JDownloader is a donationware download manager, written in Java, which allows automatic download of groups of files from one-click hosting sites. JDownloader supports the use of premium accounts. Some parts of the code are open-source. As a popular software tool used in Europe, in December 2009 the program's website was in the top 1000 visited websites of Spain. German online magazine Chip.de designated it "newcomer of the year" in 2009, after it ranked among the top 50 most downloaded applications, with over half a million downloads in a year.

In 2011, JDownloader was superseded by its successor, JDownloader 2. While support for the original JDownloader still exists on forums, the official site only lists JDownloader 2.

During mid-2012, there were complaints that JDownloader's installer added adware without the user's consent. The JDownloader installation contains adware according to several independent sources. There were further complaints mid-2014. In response, a link to the non-adware version was made available but only in a forum post.

In June 2013, JDownloader's ability to download copyrighted and protected RTMPE streams was considered illegal by a German court. This feature was never provided in an official build, but was supported by a few nightly builds.

==License==

Contrary to the license, some source files are not publicly available. The developers stated that the license may change—the program will remain mostly open source, but will get a license which allows closed-source parts.

==Features==

JDownloader is a free, open-source tool available for Microsoft Windows, Linux, and Mac OS, requiring the Java Runtime Environment to run. Among its main features:

- Runs under various operating systems (Microsoft Windows, Linux, Mac, etc.)

**Data listing**
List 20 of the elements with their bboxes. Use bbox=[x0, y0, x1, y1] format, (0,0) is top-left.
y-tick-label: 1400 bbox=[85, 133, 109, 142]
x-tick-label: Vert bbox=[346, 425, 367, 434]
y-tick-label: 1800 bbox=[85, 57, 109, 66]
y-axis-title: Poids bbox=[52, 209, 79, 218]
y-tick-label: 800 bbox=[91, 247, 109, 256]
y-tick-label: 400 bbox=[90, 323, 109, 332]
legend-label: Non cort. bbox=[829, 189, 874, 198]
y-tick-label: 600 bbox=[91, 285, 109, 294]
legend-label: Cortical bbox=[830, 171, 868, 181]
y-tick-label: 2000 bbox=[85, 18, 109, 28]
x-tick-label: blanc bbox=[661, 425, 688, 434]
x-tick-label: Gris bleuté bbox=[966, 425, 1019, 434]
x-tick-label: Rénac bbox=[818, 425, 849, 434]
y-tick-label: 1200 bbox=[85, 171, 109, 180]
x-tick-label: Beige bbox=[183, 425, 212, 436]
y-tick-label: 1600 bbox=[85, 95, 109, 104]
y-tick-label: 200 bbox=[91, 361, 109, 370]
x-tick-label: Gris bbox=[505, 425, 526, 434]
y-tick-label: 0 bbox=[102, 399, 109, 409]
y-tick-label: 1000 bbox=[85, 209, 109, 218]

**Requirement 1**
Translate this sentence from the JDownloader article into German: "In 2011, JDownloader was superseded by its successor, JDownloader 2."
**Requirement 2**
Pick up the JDownloader article where it stops and continue its list of main features.

**Exercise response 1**
Im Jahr 2011 wurde JDownloader von seinem Nachfolger JDownloader 2 abgelöst.

**Exercise response 2**
- Can download several files simultaneously, over several connections
- Can automatically solve some CAPTCHAs with its own OCR module (JAntiCaptcha)
- Automatic extractor (including password list search) for RAR archives
- Decrypt RSDF, CCF and DLC Container files
- Support for hundreds of file hosting services through decryption plugins
- Supports "hoster plugins" for downloading from specific one-click hosters
- Integrated package manager for additional modules (e.g., web interface, shutdown)
- Theme support
- Multilingual

The user-specified download links are split into packages to enable individual pausing and continuing of downloads. The program can be configured to unpack split RAR archives automatically after all parts have been downloaded.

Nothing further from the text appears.